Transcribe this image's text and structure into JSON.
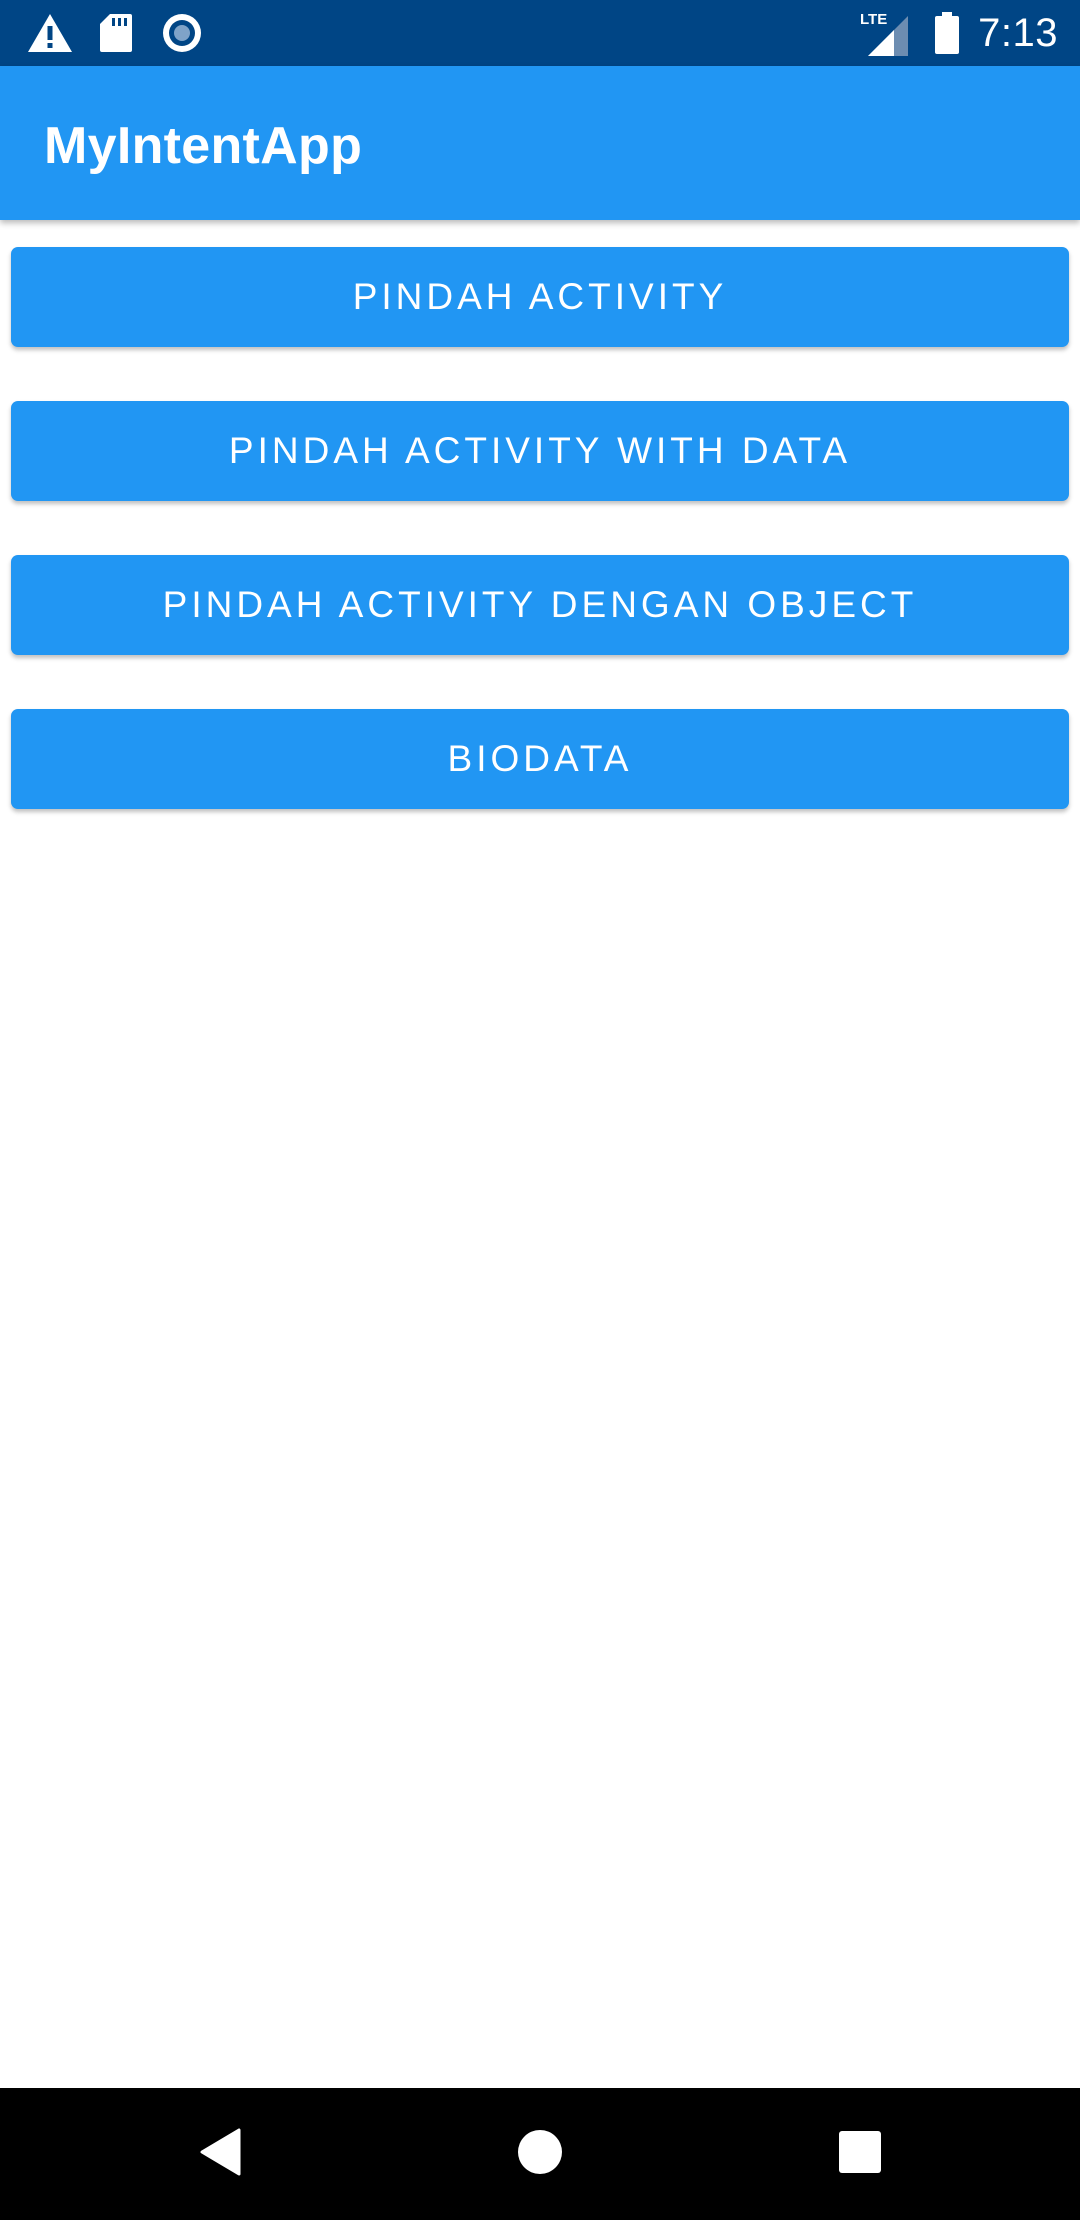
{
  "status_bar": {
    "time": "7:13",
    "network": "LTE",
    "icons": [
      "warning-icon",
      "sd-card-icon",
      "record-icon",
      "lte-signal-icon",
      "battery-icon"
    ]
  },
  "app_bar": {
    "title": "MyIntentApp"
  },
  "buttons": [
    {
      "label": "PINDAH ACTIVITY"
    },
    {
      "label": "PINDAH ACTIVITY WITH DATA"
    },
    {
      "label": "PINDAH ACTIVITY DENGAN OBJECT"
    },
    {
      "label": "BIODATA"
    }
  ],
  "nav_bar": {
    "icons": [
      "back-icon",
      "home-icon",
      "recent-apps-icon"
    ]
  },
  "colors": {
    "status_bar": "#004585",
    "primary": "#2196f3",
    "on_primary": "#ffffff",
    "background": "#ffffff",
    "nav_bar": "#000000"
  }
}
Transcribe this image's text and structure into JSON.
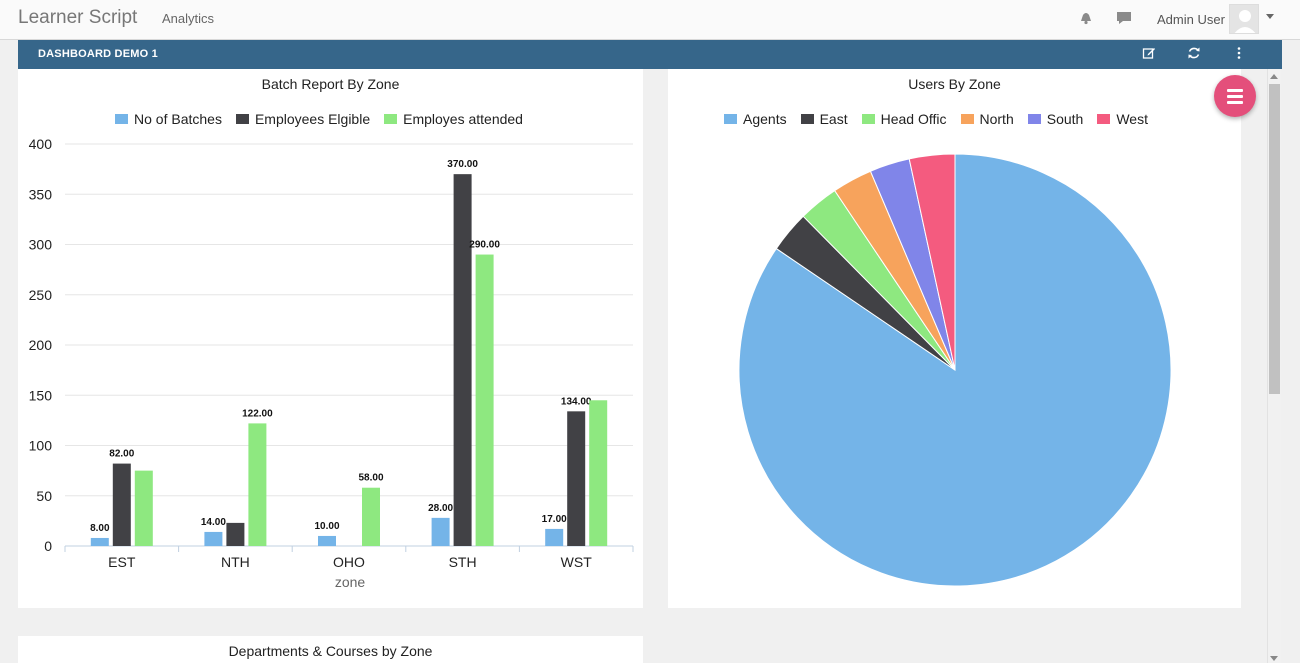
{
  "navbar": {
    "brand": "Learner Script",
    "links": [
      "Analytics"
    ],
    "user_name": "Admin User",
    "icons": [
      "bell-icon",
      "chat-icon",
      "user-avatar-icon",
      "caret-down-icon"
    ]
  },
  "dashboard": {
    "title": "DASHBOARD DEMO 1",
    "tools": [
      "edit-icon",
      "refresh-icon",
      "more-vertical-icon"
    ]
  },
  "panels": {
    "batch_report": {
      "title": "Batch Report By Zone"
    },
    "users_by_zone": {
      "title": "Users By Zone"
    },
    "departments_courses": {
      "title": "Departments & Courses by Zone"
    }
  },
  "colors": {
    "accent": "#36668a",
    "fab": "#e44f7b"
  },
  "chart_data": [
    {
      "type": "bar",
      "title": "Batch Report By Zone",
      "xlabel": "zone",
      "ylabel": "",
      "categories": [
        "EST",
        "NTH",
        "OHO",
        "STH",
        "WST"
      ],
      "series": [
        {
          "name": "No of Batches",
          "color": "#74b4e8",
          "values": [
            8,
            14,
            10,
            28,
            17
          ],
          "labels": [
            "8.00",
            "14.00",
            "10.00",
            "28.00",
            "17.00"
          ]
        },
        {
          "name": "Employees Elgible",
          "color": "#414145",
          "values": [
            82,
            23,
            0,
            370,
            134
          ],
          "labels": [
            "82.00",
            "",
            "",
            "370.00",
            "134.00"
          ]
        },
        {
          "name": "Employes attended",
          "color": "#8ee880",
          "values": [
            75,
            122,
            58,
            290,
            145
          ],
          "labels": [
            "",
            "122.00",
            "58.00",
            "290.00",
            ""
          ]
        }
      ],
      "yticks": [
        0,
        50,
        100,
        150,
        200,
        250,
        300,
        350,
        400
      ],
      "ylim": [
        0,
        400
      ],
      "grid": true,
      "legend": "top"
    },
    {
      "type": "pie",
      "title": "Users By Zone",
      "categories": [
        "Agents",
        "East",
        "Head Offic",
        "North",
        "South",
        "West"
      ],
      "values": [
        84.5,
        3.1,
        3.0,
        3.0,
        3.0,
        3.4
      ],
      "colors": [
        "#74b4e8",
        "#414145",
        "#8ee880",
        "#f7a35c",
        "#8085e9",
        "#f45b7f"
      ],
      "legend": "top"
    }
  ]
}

▬▬▬

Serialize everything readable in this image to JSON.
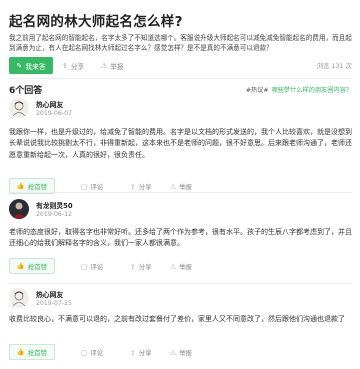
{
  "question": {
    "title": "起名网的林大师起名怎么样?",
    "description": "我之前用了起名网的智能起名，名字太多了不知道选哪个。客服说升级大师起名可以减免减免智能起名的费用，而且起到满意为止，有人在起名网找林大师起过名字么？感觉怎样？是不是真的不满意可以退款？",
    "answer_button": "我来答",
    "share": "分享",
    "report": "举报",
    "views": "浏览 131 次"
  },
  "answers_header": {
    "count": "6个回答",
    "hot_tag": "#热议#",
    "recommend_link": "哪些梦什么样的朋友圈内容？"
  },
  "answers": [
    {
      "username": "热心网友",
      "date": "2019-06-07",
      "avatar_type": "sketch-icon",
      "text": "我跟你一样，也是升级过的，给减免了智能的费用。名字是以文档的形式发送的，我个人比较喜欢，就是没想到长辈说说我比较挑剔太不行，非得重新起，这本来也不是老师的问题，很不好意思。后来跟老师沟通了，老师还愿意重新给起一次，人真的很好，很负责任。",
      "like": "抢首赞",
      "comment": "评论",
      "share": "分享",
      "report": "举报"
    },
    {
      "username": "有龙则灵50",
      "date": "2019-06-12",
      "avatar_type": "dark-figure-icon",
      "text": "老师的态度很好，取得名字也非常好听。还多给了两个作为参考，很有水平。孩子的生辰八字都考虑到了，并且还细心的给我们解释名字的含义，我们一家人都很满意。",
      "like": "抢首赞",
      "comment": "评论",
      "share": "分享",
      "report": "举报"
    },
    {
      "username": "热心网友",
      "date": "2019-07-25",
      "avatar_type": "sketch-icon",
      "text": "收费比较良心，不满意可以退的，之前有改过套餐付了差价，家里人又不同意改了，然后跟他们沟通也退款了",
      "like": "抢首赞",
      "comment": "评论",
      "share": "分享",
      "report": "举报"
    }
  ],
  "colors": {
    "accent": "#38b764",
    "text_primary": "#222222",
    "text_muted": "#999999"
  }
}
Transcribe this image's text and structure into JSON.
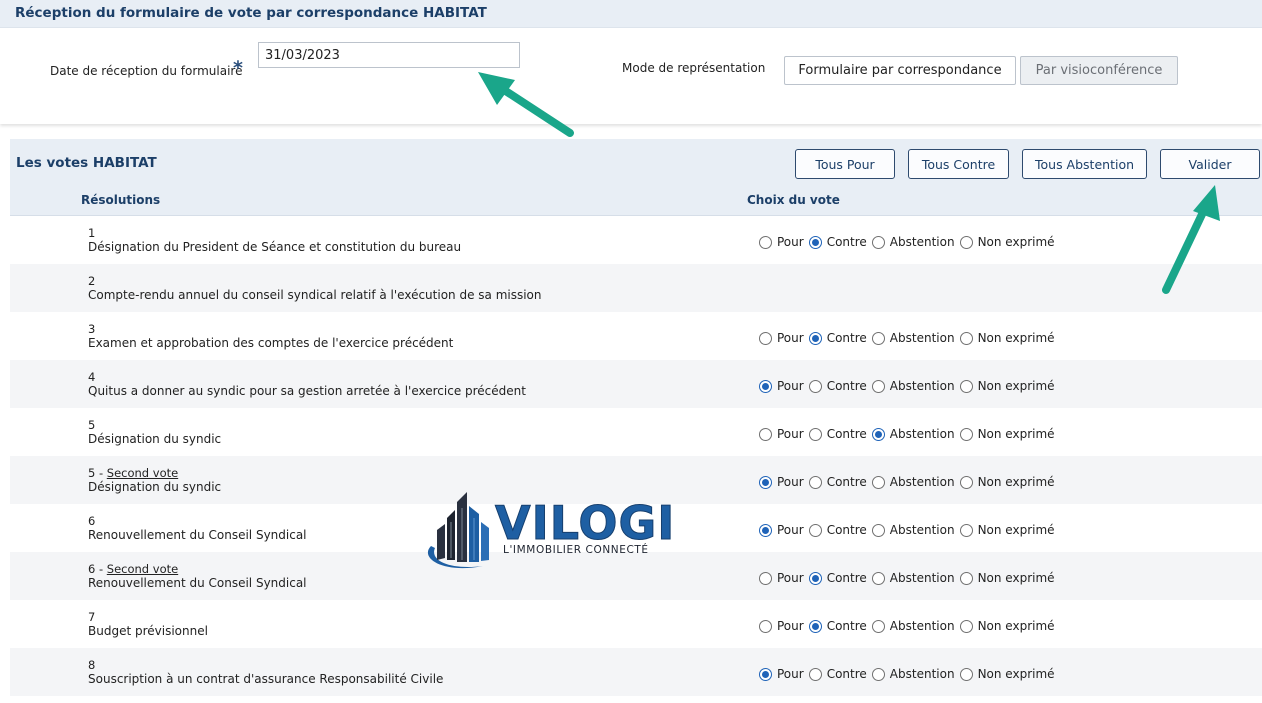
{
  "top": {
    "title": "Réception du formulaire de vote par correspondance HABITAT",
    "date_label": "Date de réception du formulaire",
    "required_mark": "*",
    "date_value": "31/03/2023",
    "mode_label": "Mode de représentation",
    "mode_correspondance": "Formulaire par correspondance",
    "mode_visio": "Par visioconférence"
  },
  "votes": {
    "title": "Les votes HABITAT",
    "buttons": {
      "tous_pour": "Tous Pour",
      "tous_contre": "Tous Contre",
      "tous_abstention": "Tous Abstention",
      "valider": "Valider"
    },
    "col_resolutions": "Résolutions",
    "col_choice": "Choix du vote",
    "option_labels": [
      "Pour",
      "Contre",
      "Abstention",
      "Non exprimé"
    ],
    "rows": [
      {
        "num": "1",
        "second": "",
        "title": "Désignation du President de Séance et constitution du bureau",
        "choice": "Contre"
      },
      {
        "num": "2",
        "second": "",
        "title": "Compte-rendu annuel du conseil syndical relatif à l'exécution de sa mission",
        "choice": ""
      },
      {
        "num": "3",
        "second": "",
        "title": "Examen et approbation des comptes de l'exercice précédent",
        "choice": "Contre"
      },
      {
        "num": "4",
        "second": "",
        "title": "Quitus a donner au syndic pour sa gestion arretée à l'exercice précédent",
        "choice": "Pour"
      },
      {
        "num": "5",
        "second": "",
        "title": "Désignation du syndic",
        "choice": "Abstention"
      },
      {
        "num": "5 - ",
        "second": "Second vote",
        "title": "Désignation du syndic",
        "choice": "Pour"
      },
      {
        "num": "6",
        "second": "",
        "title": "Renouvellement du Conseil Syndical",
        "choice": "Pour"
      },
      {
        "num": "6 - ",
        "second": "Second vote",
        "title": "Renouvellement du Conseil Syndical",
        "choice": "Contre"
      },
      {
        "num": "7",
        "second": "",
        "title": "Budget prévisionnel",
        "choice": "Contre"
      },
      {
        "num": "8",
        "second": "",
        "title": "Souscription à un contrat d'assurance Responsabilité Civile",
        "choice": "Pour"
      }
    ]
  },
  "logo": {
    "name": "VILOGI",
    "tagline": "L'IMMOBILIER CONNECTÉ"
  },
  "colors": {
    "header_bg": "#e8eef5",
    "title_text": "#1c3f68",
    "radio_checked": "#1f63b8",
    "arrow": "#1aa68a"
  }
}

▬▬▬

Copy each line that holds the word "Abstention".

      "tous_abstention": "Tous Abstention",
      "Abstention",
        "choice": "Abstention"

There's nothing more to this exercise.